**** Source material

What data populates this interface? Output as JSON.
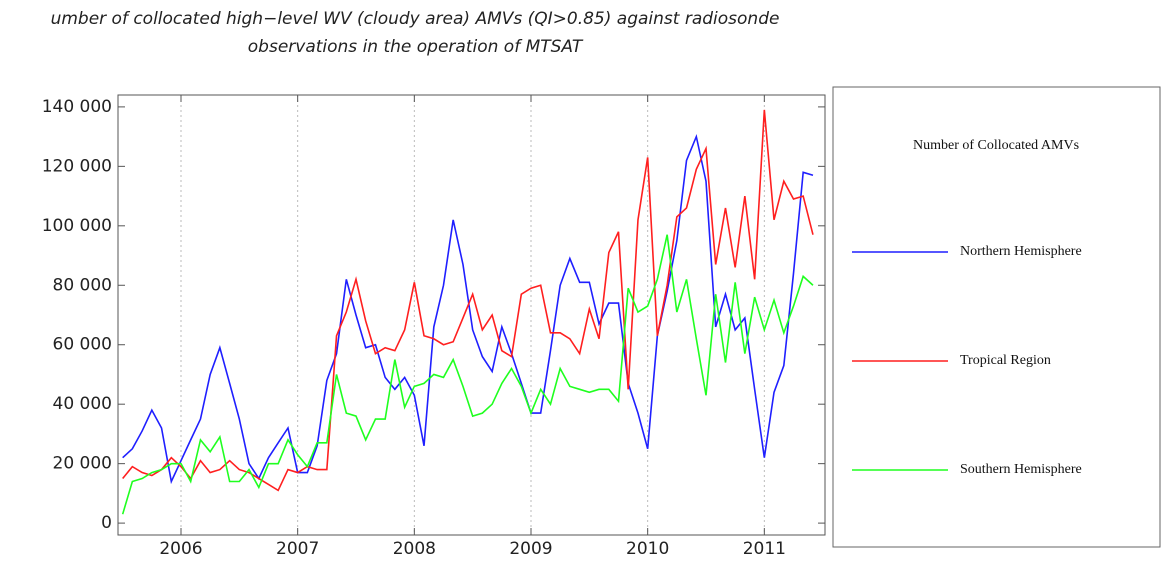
{
  "chart_data": {
    "type": "line",
    "title": "umber of collocated high−level WV (cloudy area) AMVs (QI>0.85) against radiosonde",
    "subtitle": "observations in the operation of MTSAT",
    "legend_title": "Number of Collocated AMVs",
    "legend": "right",
    "grid": "x",
    "x": [
      2005.5,
      2005.583,
      2005.667,
      2005.75,
      2005.833,
      2005.917,
      2006,
      2006.083,
      2006.167,
      2006.25,
      2006.333,
      2006.417,
      2006.5,
      2006.583,
      2006.667,
      2006.75,
      2006.833,
      2006.917,
      2007,
      2007.083,
      2007.167,
      2007.25,
      2007.333,
      2007.417,
      2007.5,
      2007.583,
      2007.667,
      2007.75,
      2007.833,
      2007.917,
      2008,
      2008.083,
      2008.167,
      2008.25,
      2008.333,
      2008.417,
      2008.5,
      2008.583,
      2008.667,
      2008.75,
      2008.833,
      2008.917,
      2009,
      2009.083,
      2009.167,
      2009.25,
      2009.333,
      2009.417,
      2009.5,
      2009.583,
      2009.667,
      2009.75,
      2009.833,
      2009.917,
      2010,
      2010.083,
      2010.167,
      2010.25,
      2010.333,
      2010.417,
      2010.5,
      2010.583,
      2010.667,
      2010.75,
      2010.833,
      2010.917,
      2011,
      2011.083,
      2011.167,
      2011.25,
      2011.333,
      2011.417
    ],
    "xlim": [
      2005.46,
      2011.52
    ],
    "xticks": [
      2006,
      2007,
      2008,
      2009,
      2010,
      2011
    ],
    "ylim": [
      -4000,
      144000
    ],
    "yticks": [
      0,
      {
        "value": 20000,
        "label": "20 000"
      },
      {
        "value": 40000,
        "label": "40 000"
      },
      {
        "value": 60000,
        "label": "60 000"
      },
      {
        "value": 80000,
        "label": "80 000"
      },
      {
        "value": 100000,
        "label": "100 000"
      },
      {
        "value": 120000,
        "label": "120 000"
      },
      {
        "value": 140000,
        "label": "140 000"
      }
    ],
    "series": [
      {
        "name": "Northern Hemisphere",
        "color": "#1f1fff",
        "values": [
          22000,
          25000,
          31000,
          38000,
          32000,
          14000,
          21000,
          28000,
          35000,
          50000,
          59000,
          47000,
          35000,
          20000,
          15000,
          22000,
          27000,
          32000,
          17000,
          17000,
          26000,
          48000,
          57000,
          82000,
          70000,
          59000,
          60000,
          49000,
          45000,
          49000,
          43000,
          26000,
          66000,
          80000,
          102000,
          87000,
          65000,
          56000,
          51000,
          66000,
          57000,
          47000,
          37000,
          37000,
          58000,
          80000,
          89000,
          81000,
          81000,
          67000,
          74000,
          74000,
          47000,
          37000,
          25000,
          63000,
          78000,
          95000,
          122000,
          130000,
          115000,
          66000,
          77000,
          65000,
          69000,
          45000,
          22000,
          44000,
          53000,
          84000,
          118000,
          117000
        ]
      },
      {
        "name": "Tropical Region",
        "color": "#ff1f1f",
        "values": [
          15000,
          19000,
          17000,
          16000,
          18000,
          22000,
          19000,
          15000,
          21000,
          17000,
          18000,
          21000,
          18000,
          17000,
          15000,
          13000,
          11000,
          18000,
          17000,
          19000,
          18000,
          18000,
          63000,
          71000,
          82000,
          68000,
          57000,
          59000,
          58000,
          65000,
          81000,
          63000,
          62000,
          60000,
          61000,
          69000,
          77000,
          65000,
          70000,
          58000,
          56000,
          77000,
          79000,
          80000,
          64000,
          64000,
          62000,
          57000,
          72000,
          62000,
          91000,
          98000,
          45000,
          102000,
          123000,
          63000,
          80000,
          103000,
          106000,
          119000,
          126000,
          87000,
          106000,
          86000,
          110000,
          82000,
          139000,
          102000,
          115000,
          109000,
          110000,
          97000
        ]
      },
      {
        "name": "Southern Hemisphere",
        "color": "#1fff1f",
        "values": [
          3000,
          14000,
          15000,
          17000,
          18000,
          20000,
          20000,
          14000,
          28000,
          24000,
          29000,
          14000,
          14000,
          18000,
          12000,
          20000,
          20000,
          28000,
          23000,
          19000,
          27000,
          27000,
          50000,
          37000,
          36000,
          28000,
          35000,
          35000,
          55000,
          39000,
          46000,
          47000,
          50000,
          49000,
          55000,
          46000,
          36000,
          37000,
          40000,
          47000,
          52000,
          46000,
          37000,
          45000,
          40000,
          52000,
          46000,
          45000,
          44000,
          45000,
          45000,
          41000,
          79000,
          71000,
          73000,
          82000,
          97000,
          71000,
          82000,
          62000,
          43000,
          77000,
          54000,
          81000,
          57000,
          76000,
          65000,
          75000,
          64000,
          73000,
          83000,
          80000
        ]
      }
    ]
  }
}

********

- [What the exercise asks]:
Each record should be quoted exactly, with the images omitted.

- [Solution for this exercise]:
What data populates this interface? Output as JSON.
{
  "chart_data": {
    "type": "line",
    "title": "umber of collocated high−level WV (cloudy area) AMVs (QI>0.85) against radiosonde",
    "subtitle": "observations in the operation of MTSAT",
    "legend_title": "Number of Collocated AMVs",
    "legend": "right",
    "grid": "x",
    "x": [
      2005.5,
      2005.583,
      2005.667,
      2005.75,
      2005.833,
      2005.917,
      2006,
      2006.083,
      2006.167,
      2006.25,
      2006.333,
      2006.417,
      2006.5,
      2006.583,
      2006.667,
      2006.75,
      2006.833,
      2006.917,
      2007,
      2007.083,
      2007.167,
      2007.25,
      2007.333,
      2007.417,
      2007.5,
      2007.583,
      2007.667,
      2007.75,
      2007.833,
      2007.917,
      2008,
      2008.083,
      2008.167,
      2008.25,
      2008.333,
      2008.417,
      2008.5,
      2008.583,
      2008.667,
      2008.75,
      2008.833,
      2008.917,
      2009,
      2009.083,
      2009.167,
      2009.25,
      2009.333,
      2009.417,
      2009.5,
      2009.583,
      2009.667,
      2009.75,
      2009.833,
      2009.917,
      2010,
      2010.083,
      2010.167,
      2010.25,
      2010.333,
      2010.417,
      2010.5,
      2010.583,
      2010.667,
      2010.75,
      2010.833,
      2010.917,
      2011,
      2011.083,
      2011.167,
      2011.25,
      2011.333,
      2011.417
    ],
    "xlim": [
      2005.46,
      2011.52
    ],
    "xticks": [
      2006,
      2007,
      2008,
      2009,
      2010,
      2011
    ],
    "ylim": [
      -4000,
      144000
    ],
    "yticks": [
      0,
      {
        "value": 20000,
        "label": "20 000"
      },
      {
        "value": 40000,
        "label": "40 000"
      },
      {
        "value": 60000,
        "label": "60 000"
      },
      {
        "value": 80000,
        "label": "80 000"
      },
      {
        "value": 100000,
        "label": "100 000"
      },
      {
        "value": 120000,
        "label": "120 000"
      },
      {
        "value": 140000,
        "label": "140 000"
      }
    ],
    "series": [
      {
        "name": "Northern Hemisphere",
        "color": "#1f1fff",
        "values": [
          22000,
          25000,
          31000,
          38000,
          32000,
          14000,
          21000,
          28000,
          35000,
          50000,
          59000,
          47000,
          35000,
          20000,
          15000,
          22000,
          27000,
          32000,
          17000,
          17000,
          26000,
          48000,
          57000,
          82000,
          70000,
          59000,
          60000,
          49000,
          45000,
          49000,
          43000,
          26000,
          66000,
          80000,
          102000,
          87000,
          65000,
          56000,
          51000,
          66000,
          57000,
          47000,
          37000,
          37000,
          58000,
          80000,
          89000,
          81000,
          81000,
          67000,
          74000,
          74000,
          47000,
          37000,
          25000,
          63000,
          78000,
          95000,
          122000,
          130000,
          115000,
          66000,
          77000,
          65000,
          69000,
          45000,
          22000,
          44000,
          53000,
          84000,
          118000,
          117000
        ]
      },
      {
        "name": "Tropical Region",
        "color": "#ff1f1f",
        "values": [
          15000,
          19000,
          17000,
          16000,
          18000,
          22000,
          19000,
          15000,
          21000,
          17000,
          18000,
          21000,
          18000,
          17000,
          15000,
          13000,
          11000,
          18000,
          17000,
          19000,
          18000,
          18000,
          63000,
          71000,
          82000,
          68000,
          57000,
          59000,
          58000,
          65000,
          81000,
          63000,
          62000,
          60000,
          61000,
          69000,
          77000,
          65000,
          70000,
          58000,
          56000,
          77000,
          79000,
          80000,
          64000,
          64000,
          62000,
          57000,
          72000,
          62000,
          91000,
          98000,
          45000,
          102000,
          123000,
          63000,
          80000,
          103000,
          106000,
          119000,
          126000,
          87000,
          106000,
          86000,
          110000,
          82000,
          139000,
          102000,
          115000,
          109000,
          110000,
          97000
        ]
      },
      {
        "name": "Southern Hemisphere",
        "color": "#1fff1f",
        "values": [
          3000,
          14000,
          15000,
          17000,
          18000,
          20000,
          20000,
          14000,
          28000,
          24000,
          29000,
          14000,
          14000,
          18000,
          12000,
          20000,
          20000,
          28000,
          23000,
          19000,
          27000,
          27000,
          50000,
          37000,
          36000,
          28000,
          35000,
          35000,
          55000,
          39000,
          46000,
          47000,
          50000,
          49000,
          55000,
          46000,
          36000,
          37000,
          40000,
          47000,
          52000,
          46000,
          37000,
          45000,
          40000,
          52000,
          46000,
          45000,
          44000,
          45000,
          45000,
          41000,
          79000,
          71000,
          73000,
          82000,
          97000,
          71000,
          82000,
          62000,
          43000,
          77000,
          54000,
          81000,
          57000,
          76000,
          65000,
          75000,
          64000,
          73000,
          83000,
          80000
        ]
      }
    ]
  }
}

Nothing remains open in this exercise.